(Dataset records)
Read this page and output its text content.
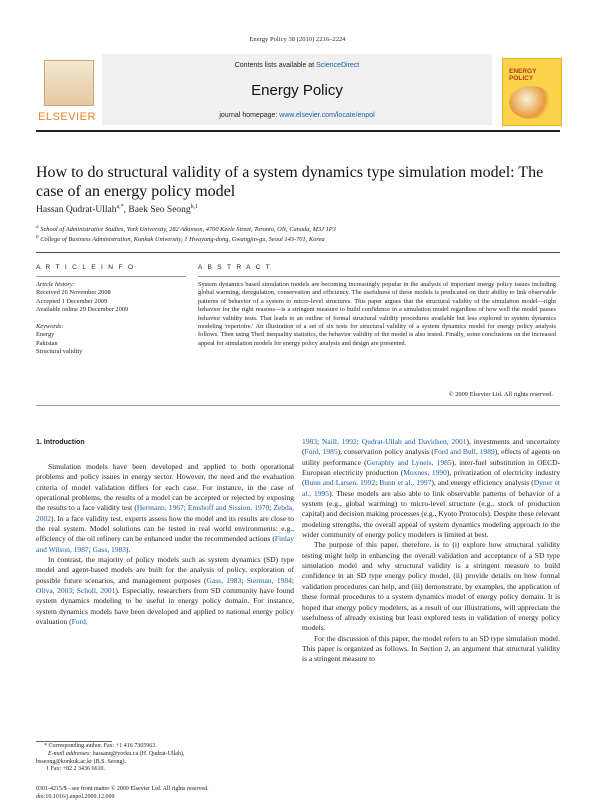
Energy Policy 38 (2010) 2216–2224
ELSEVIER
Contents lists available at ScienceDirect
Energy Policy
journal homepage: www.elsevier.com/locate/enpol
ENERGY
POLICY
How to do structural validity of a system dynamics type simulation model: The case of an energy policy model
Hassan Qudrat-Ullah$^{a,*}$, Baek Seo Seong$^{b,1}$
$^a$ School of Administrative Studies, York University, 282 Atkinson, 4700 Keele Street, Toronto, ON, Canada, M3J 1P3
$^b$ College of Business Administration, Konkuk University, 1 Hwayang-dong, Gwangjin-gu, Seoul 143-701, Korea
A R T I C L E I N F O	A B S T R A C T
Article history:
Received 26 November 2008
Accepted 1 December 2009
Available online 29 December 2009
Keywords:
Energy
Pakistan
Structural validity
System dynamics based simulation models are becoming increasingly popular in the analysis of important energy policy issues including global warming, deregulation, conservation and efficiency. The usefulness of these models is predicated on their ability to link observable patterns of behavior of a system to micro-level structures. This paper argues that the structural validity of the simulation model—right behavior for the right reasons—is a stringent measure to build confidence in a simulation model regardless of how well the model passes behavior validity tests. That leads to an outline of formal structural validity procedures available but less explored in system dynamics modeling 'repertoire.' An illustration of a set of six tests for structural validity of a system dynamics model for energy policy analysis follows. Then using Theil inequality statistics, the behavior validity of the model is also tested. Finally, some conclusions on the increased appeal for simulation models for energy policy analysis and design are presented.
© 2009 Elsevier Ltd. All rights reserved.
1. Introduction

Simulation models have been developed and applied to both operational problems and policy issues in energy sector. However, the need and the evaluation criteria of model validation differs for each case. For instance, in the case of operational problems, the results of a model can be accepted or rejected by exposing the results to a face validity test (Hermann, 1967; Emshoff and Sission, 1970; Zebda, 2002). In a face validity test, experts assess how the model and its results are close to the real system. Model solutions can be tested in real world environments: e.g., efficiency of the oil refinery can be enhanced under the recommended actions (Finlay and Wilson, 1987; Gass, 1983).

In contrast, the majority of policy models such as system dynamics (SD) type model and agent-based models are built for the analysis of policy, exploration of possible future scenarios, and management purposes (Gass, 1983; Sterman, 1984; Oliva, 2003; Scholl, 2001). Especially, researchers from SD community have found system dynamics modeling to be useful in energy policy domain. For instance, system dynamics models have been developed and applied to national energy policy evaluation (Ford,

1983; Naill, 1992; Qudrat-Ullah and Davidsen, 2001), investments and uncertainty (Ford, 1985), conservation policy analysis (Ford and Bull, 1989), effects of agents on utility performance (Geraphty and Lyneis, 1985), inter-fuel substitution in OECD-European electricity production (Moxnes, 1990), privatization of electricity industry (Bunn and Larsen, 1992; Bunn et al., 1997), and energy efficiency analysis (Dyner et al., 1995). These models are also able to link observable patterns of behavior of a system (e.g., global warming) to micro-level structure (e.g., stock of production capital) and decision making processes (e.g., Kyoto Protocols). Despite these relevant modeling strengths, the overall appeal of system dynamics modeling approach to the wider community of energy policy modelers is limited at best.

The purpose of this paper, therefore, is to (i) explore how structural validity testing might help in enhancing the overall validation and acceptance of a SD type simulation model and why structural validity is a stringent measure to build confidence in an SD type energy policy model, (ii) provide details on how formal validation procedures can help, and (iii) demonstrate, by examples, the application of these formal procedures to a system dynamics model of energy policy domain. It is hoped that energy policy modelers, as a result of our illustrations, will appreciate the usefulness of already existing but least explored tests in validation of energy policy models.

For the discussion of this paper, the model refers to an SD type simulation model. This paper is organized as follows. In Section 2, an argument that structural validity is a stringent measure to

* Corresponding author. Fax: +1 416 7365963.
E-mail addresses: hassanq@yorku.ca (H. Qudrat-Ullah),
bsseong@konkuk.ac.kr (B.S. Seong).
1 Fax: +82 2 3436 6610.
0301-4215/$ - see front matter © 2009 Elsevier Ltd. All rights reserved.
doi:10.1016/j.enpol.2009.12.009
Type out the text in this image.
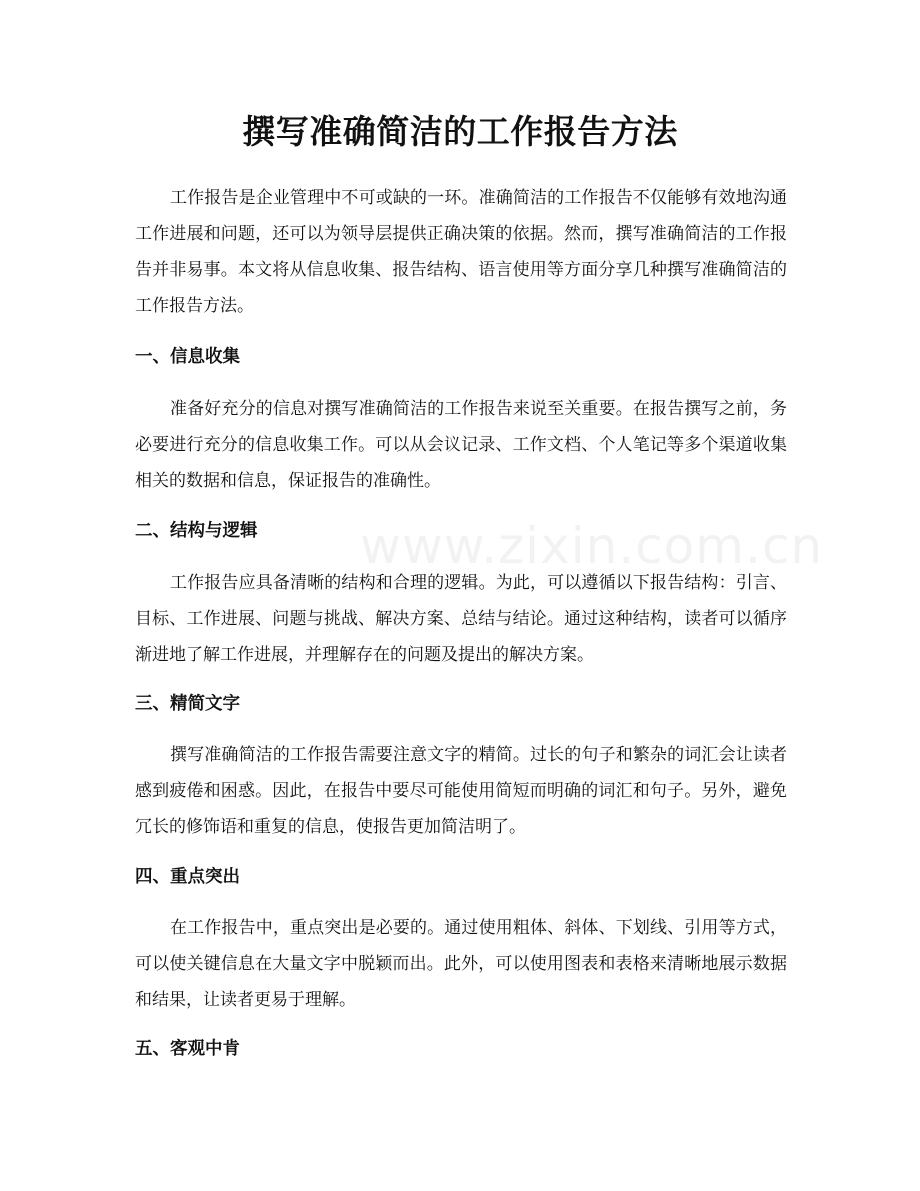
www.zixin.com.cn
撰写准确简洁的工作报告方法

工作报告是企业管理中不可或缺的一环。准确简洁的工作报告不仅能够有效地沟通工作进展和问题，还可以为领导层提供正确决策的依据。然而，撰写准确简洁的工作报告并非易事。本文将从信息收集、报告结构、语言使用等方面分享几种撰写准确简洁的工作报告方法。

一、信息收集

准备好充分的信息对撰写准确简洁的工作报告来说至关重要。在报告撰写之前，务必要进行充分的信息收集工作。可以从会议记录、工作文档、个人笔记等多个渠道收集相关的数据和信息，保证报告的准确性。

二、结构与逻辑

工作报告应具备清晰的结构和合理的逻辑。为此，可以遵循以下报告结构：引言、目标、工作进展、问题与挑战、解决方案、总结与结论。通过这种结构，读者可以循序渐进地了解工作进展，并理解存在的问题及提出的解决方案。

三、精简文字

撰写准确简洁的工作报告需要注意文字的精简。过长的句子和繁杂的词汇会让读者感到疲倦和困惑。因此，在报告中要尽可能使用简短而明确的词汇和句子。另外，避免冗长的修饰语和重复的信息，使报告更加简洁明了。

四、重点突出

在工作报告中，重点突出是必要的。通过使用粗体、斜体、下划线、引用等方式，可以使关键信息在大量文字中脱颖而出。此外，可以使用图表和表格来清晰地展示数据和结果，让读者更易于理解。

五、客观中肯
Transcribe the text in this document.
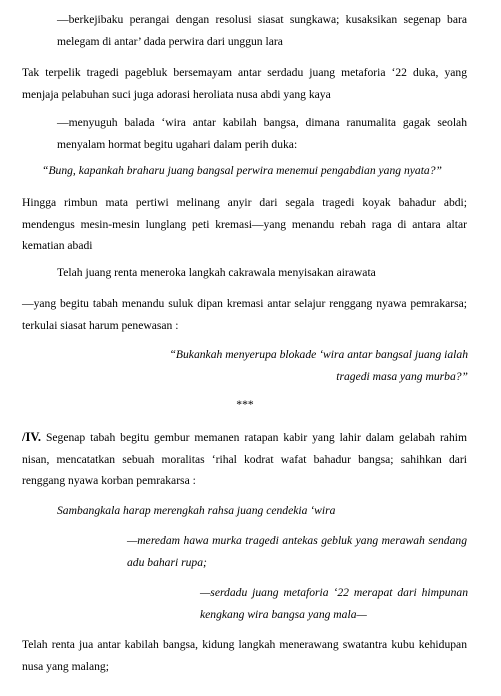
—berkejibaku perangai dengan resolusi siasat sungkawa; kusaksikan segenap bara melegam di antar’ dada perwira dari unggun lara

Tak terpelik tragedi pagebluk bersemayam antar serdadu juang metaforia ‘22 duka, yang menjaja pelabuhan suci juga adorasi heroliata nusa abdi yang kaya

—menyuguh balada ‘wira antar kabilah bangsa, dimana ranumalita gagak seolah menyalam hormat begitu ugahari dalam perih duka:

“Bung, kapankah braharu juang bangsal perwira menemui pengabdian yang nyata?”

Hingga rimbun mata pertiwi melinang anyir dari segala tragedi koyak bahadur abdi; mendengus mesin-mesin lunglang peti kremasi—yang menandu rebah raga di antara altar kematian abadi

Telah juang renta meneroka langkah cakrawala menyisakan airawata

—yang begitu tabah menandu suluk dipan kremasi antar selajur renggang nyawa pemrakarsa; terkulai siasat harum penewasan :

“Bukankah menyerupa blokade ‘wira antar bangsal juang ialah tragedi masa yang murba?”

***

/IV. Segenap tabah begitu gembur memanen ratapan kabir yang lahir dalam gelabah rahim nisan, mencatatkan sebuah moralitas ‘rihal kodrat wafat bahadur bangsa; sahihkan dari renggang nyawa korban pemrakarsa :

Sambangkala harap merengkah rahsa juang cendekia ‘wira

—meredam hawa murka tragedi antekas gebluk yang merawah sendang adu bahari rupa;

—serdadu juang metaforia ‘22 merapat dari himpunan kengkang wira bangsa yang mala—

Telah renta jua antar kabilah bangsa, kidung langkah menerawang swatantra kubu kehidupan nusa yang malang;
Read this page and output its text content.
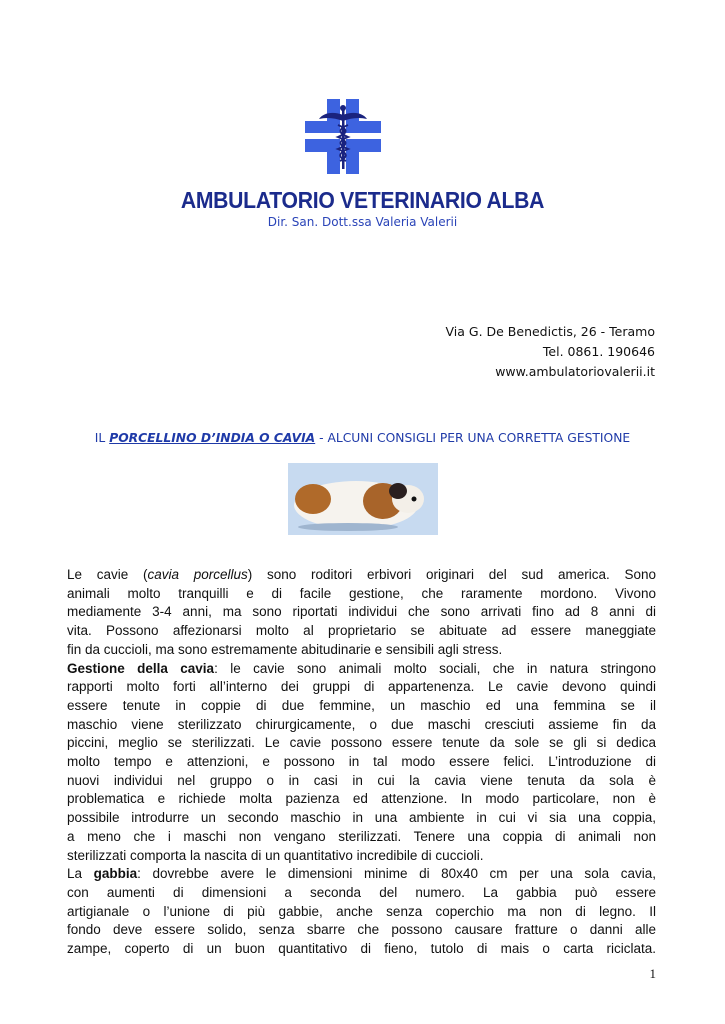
AMBULATORIO VETERINARIO ALBA
Dir. San. Dott.ssa Valeria Valerii
Via G. De Benedictis, 26 - Teramo
Tel. 0861. 190646
www.ambulatoriovalerii.it
IL PORCELLINO D’INDIA O CAVIA - ALCUNI CONSIGLI PER UNA CORRETTA GESTIONE
Le cavie (cavia porcellus) sono roditori erbivori originari del sud america. Sono
animali molto tranquilli e di facile gestione, che raramente mordono. Vivono
mediamente 3-4 anni, ma sono riportati individui che sono arrivati fino ad 8 anni di
vita. Possono affezionarsi molto al proprietario se abituate ad essere maneggiate
fin da cuccioli, ma sono estremamente abitudinarie e sensibili agli stress.
Gestione della cavia: le cavie sono animali molto sociali, che in natura stringono
rapporti molto forti all’interno dei gruppi di appartenenza. Le cavie devono quindi
essere tenute in coppie di due femmine, un maschio ed una femmina se il
maschio viene sterilizzato chirurgicamente, o due maschi cresciuti assieme fin da
piccini, meglio se sterilizzati. Le cavie possono essere tenute da sole se gli si dedica
molto tempo e attenzioni, e possono in tal modo essere felici. L’introduzione di
nuovi individui nel gruppo o in casi in cui la cavia viene tenuta da sola è
problematica e richiede molta pazienza ed attenzione. In modo particolare, non è
possibile introdurre un secondo maschio in una ambiente in cui vi sia una coppia,
a meno che i maschi non vengano sterilizzati. Tenere una coppia di animali non
sterilizzati comporta la nascita di un quantitativo incredibile di cuccioli.
La gabbia: dovrebbe avere le dimensioni minime di 80x40 cm per una sola cavia,
con aumenti di dimensioni a seconda del numero. La gabbia può essere
artigianale o l’unione di più gabbie, anche senza coperchio ma non di legno. Il
fondo deve essere solido, senza sbarre che possono causare fratture o danni alle
zampe, coperto di un buon quantitativo di fieno, tutolo di mais o carta riciclata.
1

Work to do - In the lines above, locate the string "University". Copy every line where it occurs.

Exercise output -
$^a$ School of Administrative Studies, York University, 282 Atkinson, 4700 Keele Street, Toronto, ON, Canada, M3J 1P3
$^b$ College of Business Administration, Konkuk University, 1 Hwayang-dong, Gwangjin-gu, Seoul 143-701, Korea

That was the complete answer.